_TASK DETAILS:_
Below is a set of records; restate each one word for word.

_RECORDS FOR THIS EXERCISE:_
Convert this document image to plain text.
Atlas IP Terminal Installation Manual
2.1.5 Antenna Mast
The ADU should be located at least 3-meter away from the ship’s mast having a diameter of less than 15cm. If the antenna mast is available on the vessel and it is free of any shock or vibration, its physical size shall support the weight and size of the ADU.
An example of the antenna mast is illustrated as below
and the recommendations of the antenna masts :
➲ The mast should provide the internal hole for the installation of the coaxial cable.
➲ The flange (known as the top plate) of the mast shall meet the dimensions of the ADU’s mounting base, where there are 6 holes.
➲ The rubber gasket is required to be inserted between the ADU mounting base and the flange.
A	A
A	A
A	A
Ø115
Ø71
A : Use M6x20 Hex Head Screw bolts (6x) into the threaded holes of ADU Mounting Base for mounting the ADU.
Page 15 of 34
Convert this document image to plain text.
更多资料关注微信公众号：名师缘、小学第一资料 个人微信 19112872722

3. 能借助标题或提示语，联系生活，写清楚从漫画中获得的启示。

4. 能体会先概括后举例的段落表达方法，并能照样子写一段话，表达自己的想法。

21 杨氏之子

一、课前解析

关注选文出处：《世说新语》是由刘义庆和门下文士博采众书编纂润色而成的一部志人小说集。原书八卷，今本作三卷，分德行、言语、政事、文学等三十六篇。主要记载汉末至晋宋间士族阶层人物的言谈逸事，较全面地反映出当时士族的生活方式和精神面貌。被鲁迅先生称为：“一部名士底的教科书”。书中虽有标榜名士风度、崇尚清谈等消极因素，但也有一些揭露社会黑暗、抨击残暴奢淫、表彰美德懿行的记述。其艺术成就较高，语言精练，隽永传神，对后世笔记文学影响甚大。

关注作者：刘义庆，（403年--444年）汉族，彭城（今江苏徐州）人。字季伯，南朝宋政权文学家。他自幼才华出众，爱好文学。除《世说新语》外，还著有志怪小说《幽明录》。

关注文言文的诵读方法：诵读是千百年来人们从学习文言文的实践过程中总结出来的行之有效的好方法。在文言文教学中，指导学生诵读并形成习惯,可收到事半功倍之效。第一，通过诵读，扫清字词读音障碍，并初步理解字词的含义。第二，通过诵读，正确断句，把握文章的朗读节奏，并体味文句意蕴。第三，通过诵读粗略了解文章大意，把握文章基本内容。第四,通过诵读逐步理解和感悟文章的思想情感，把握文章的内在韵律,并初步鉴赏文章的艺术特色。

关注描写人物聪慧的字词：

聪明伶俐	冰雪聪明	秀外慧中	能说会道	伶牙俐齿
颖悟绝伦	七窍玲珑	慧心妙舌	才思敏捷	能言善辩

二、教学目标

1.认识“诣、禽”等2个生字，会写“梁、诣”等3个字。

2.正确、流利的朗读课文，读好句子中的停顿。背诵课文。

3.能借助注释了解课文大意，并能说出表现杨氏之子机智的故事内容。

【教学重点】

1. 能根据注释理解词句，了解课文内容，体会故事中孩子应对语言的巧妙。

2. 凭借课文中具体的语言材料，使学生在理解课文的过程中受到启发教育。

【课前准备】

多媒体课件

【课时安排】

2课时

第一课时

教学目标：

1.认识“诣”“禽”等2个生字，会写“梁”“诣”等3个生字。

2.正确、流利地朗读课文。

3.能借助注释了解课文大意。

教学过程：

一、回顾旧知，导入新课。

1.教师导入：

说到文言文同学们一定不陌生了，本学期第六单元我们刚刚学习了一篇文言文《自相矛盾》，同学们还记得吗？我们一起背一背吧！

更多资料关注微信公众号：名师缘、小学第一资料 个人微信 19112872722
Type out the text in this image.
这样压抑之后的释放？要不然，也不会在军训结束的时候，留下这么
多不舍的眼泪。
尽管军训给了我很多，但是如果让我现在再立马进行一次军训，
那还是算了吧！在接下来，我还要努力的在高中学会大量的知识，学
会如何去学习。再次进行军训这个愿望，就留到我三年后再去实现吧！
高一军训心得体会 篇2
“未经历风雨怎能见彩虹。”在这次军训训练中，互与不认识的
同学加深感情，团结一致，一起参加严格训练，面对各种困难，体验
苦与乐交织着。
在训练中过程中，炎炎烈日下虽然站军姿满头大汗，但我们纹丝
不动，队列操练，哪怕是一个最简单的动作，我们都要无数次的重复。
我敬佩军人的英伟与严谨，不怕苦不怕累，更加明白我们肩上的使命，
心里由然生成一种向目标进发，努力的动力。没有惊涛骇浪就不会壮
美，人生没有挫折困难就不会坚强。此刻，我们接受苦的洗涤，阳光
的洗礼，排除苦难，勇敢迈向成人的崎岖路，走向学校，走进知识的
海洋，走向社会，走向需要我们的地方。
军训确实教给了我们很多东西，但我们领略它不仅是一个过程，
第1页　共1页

_THE REPLY:_
Convert this document image to plain text.
Atlas IP Terminal Installation Manual
2.1.5 Antenna Mast
The ADU should be located at least 3-meter away from the ship’s mast having a diameter of less than 15cm. If the antenna mast is available on the vessel and it is free of any shock or vibration, its physical size shall support the weight and size of the ADU.
An example of the antenna mast is illustrated as below
and the recommendations of the antenna masts :
➲ The mast should provide the internal hole for the installation of the coaxial cable.
➲ The flange (known as the top plate) of the mast shall meet the dimensions of the ADU’s mounting base, where there are 6 holes.
➲ The rubber gasket is required to be inserted between the ADU mounting base and the flange.
A	A
A	A
A	A
Ø115
Ø71
A : Use M6x20 Hex Head Screw bolts (6x) into the threaded holes of ADU Mounting Base for mounting the ADU.
Page 15 of 34
Convert this document image to plain text.
更多资料关注微信公众号：名师缘、小学第一资料 个人微信 19112872722

3. 能借助标题或提示语，联系生活，写清楚从漫画中获得的启示。

4. 能体会先概括后举例的段落表达方法，并能照样子写一段话，表达自己的想法。

21 杨氏之子

一、课前解析

关注选文出处：《世说新语》是由刘义庆和门下文士博采众书编纂润色而成的一部志人小说集。原书八卷，今本作三卷，分德行、言语、政事、文学等三十六篇。主要记载汉末至晋宋间士族阶层人物的言谈逸事，较全面地反映出当时士族的生活方式和精神面貌。被鲁迅先生称为：“一部名士底的教科书”。书中虽有标榜名士风度、崇尚清谈等消极因素，但也有一些揭露社会黑暗、抨击残暴奢淫、表彰美德懿行的记述。其艺术成就较高，语言精练，隽永传神，对后世笔记文学影响甚大。

关注作者：刘义庆，（403年--444年）汉族，彭城（今江苏徐州）人。字季伯，南朝宋政权文学家。他自幼才华出众，爱好文学。除《世说新语》外，还著有志怪小说《幽明录》。

关注文言文的诵读方法：诵读是千百年来人们从学习文言文的实践过程中总结出来的行之有效的好方法。在文言文教学中，指导学生诵读并形成习惯,可收到事半功倍之效。第一，通过诵读，扫清字词读音障碍，并初步理解字词的含义。第二，通过诵读，正确断句，把握文章的朗读节奏，并体味文句意蕴。第三，通过诵读粗略了解文章大意，把握文章基本内容。第四,通过诵读逐步理解和感悟文章的思想情感，把握文章的内在韵律,并初步鉴赏文章的艺术特色。

关注描写人物聪慧的字词：

聪明伶俐	冰雪聪明	秀外慧中	能说会道	伶牙俐齿
颖悟绝伦	七窍玲珑	慧心妙舌	才思敏捷	能言善辩

二、教学目标

1.认识“诣、禽”等2个生字，会写“梁、诣”等3个字。

2.正确、流利的朗读课文，读好句子中的停顿。背诵课文。

3.能借助注释了解课文大意，并能说出表现杨氏之子机智的故事内容。

【教学重点】

1. 能根据注释理解词句，了解课文内容，体会故事中孩子应对语言的巧妙。

2. 凭借课文中具体的语言材料，使学生在理解课文的过程中受到启发教育。

【课前准备】

多媒体课件

【课时安排】

2课时

第一课时

教学目标：

1.认识“诣”“禽”等2个生字，会写“梁”“诣”等3个生字。

2.正确、流利地朗读课文。

3.能借助注释了解课文大意。

教学过程：

一、回顾旧知，导入新课。

1.教师导入：

说到文言文同学们一定不陌生了，本学期第六单元我们刚刚学习了一篇文言文《自相矛盾》，同学们还记得吗？我们一起背一背吧！

更多资料关注微信公众号：名师缘、小学第一资料 个人微信 19112872722
Type out the text in this image.
这样压抑之后的释放？要不然，也不会在军训结束的时候，留下这么
多不舍的眼泪。
尽管军训给了我很多，但是如果让我现在再立马进行一次军训，
那还是算了吧！在接下来，我还要努力的在高中学会大量的知识，学
会如何去学习。再次进行军训这个愿望，就留到我三年后再去实现吧！
高一军训心得体会 篇2
“未经历风雨怎能见彩虹。”在这次军训训练中，互与不认识的
同学加深感情，团结一致，一起参加严格训练，面对各种困难，体验
苦与乐交织着。
在训练中过程中，炎炎烈日下虽然站军姿满头大汗，但我们纹丝
不动，队列操练，哪怕是一个最简单的动作，我们都要无数次的重复。
我敬佩军人的英伟与严谨，不怕苦不怕累，更加明白我们肩上的使命，
心里由然生成一种向目标进发，努力的动力。没有惊涛骇浪就不会壮
美，人生没有挫折困难就不会坚强。此刻，我们接受苦的洗涤，阳光
的洗礼，排除苦难，勇敢迈向成人的崎岖路，走向学校，走进知识的
海洋，走向社会，走向需要我们的地方。
军训确实教给了我们很多东西，但我们领略它不仅是一个过程，
第1页　共1页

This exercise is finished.